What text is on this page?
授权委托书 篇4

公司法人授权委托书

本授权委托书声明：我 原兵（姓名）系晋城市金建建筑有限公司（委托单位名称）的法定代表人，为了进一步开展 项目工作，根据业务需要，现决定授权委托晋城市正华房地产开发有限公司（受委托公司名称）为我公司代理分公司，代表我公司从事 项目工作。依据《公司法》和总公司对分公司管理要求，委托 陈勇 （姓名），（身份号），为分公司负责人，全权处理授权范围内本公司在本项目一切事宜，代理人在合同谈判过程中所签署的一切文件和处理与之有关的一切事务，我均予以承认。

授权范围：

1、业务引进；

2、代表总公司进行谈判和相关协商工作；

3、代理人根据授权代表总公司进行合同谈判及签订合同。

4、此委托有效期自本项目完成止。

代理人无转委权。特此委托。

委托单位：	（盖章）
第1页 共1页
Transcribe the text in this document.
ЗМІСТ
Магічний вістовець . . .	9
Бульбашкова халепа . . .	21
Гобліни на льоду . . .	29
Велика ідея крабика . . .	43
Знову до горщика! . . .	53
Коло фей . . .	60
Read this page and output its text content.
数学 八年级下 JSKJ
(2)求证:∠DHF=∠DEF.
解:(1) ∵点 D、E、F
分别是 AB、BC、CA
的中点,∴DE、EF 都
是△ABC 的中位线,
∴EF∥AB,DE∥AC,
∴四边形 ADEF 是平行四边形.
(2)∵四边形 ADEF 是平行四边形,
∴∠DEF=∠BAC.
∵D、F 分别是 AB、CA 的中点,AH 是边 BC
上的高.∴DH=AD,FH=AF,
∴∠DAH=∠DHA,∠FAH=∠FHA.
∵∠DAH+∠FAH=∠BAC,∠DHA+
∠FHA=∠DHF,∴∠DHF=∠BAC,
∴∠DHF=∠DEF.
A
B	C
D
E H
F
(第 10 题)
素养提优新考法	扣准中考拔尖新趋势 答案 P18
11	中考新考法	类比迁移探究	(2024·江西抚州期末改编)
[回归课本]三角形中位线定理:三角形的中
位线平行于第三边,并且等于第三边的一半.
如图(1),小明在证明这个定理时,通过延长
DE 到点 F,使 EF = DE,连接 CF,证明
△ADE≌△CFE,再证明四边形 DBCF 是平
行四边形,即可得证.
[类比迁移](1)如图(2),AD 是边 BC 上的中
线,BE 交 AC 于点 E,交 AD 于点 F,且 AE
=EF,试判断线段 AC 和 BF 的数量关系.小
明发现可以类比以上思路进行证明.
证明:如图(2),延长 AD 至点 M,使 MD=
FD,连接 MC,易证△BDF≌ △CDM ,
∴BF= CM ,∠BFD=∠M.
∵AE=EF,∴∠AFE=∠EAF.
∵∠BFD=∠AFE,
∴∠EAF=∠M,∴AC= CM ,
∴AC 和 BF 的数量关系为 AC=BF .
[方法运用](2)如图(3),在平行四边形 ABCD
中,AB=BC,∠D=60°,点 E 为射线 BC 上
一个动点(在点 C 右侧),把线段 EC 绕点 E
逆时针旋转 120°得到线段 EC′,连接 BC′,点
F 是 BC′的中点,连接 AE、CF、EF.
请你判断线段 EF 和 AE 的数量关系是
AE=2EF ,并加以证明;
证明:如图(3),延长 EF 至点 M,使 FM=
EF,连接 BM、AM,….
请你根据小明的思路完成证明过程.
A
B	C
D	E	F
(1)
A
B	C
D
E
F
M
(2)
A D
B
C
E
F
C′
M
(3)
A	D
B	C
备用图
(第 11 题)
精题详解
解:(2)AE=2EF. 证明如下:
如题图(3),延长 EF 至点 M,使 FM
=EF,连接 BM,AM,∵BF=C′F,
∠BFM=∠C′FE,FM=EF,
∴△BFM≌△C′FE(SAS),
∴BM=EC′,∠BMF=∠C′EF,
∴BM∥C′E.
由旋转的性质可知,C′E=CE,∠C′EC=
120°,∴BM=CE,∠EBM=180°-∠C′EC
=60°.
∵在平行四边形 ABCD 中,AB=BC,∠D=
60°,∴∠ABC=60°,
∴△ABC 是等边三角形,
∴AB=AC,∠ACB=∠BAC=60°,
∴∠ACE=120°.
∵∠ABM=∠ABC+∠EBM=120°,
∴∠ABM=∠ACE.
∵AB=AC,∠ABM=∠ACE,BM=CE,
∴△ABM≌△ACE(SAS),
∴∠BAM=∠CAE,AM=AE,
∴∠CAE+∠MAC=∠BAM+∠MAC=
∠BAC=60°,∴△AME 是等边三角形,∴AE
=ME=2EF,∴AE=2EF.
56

#### [Written task]
Look through the records and gather every line containing "page".

#### [Full answer]
What text is on this page?
Read this page and output its text content.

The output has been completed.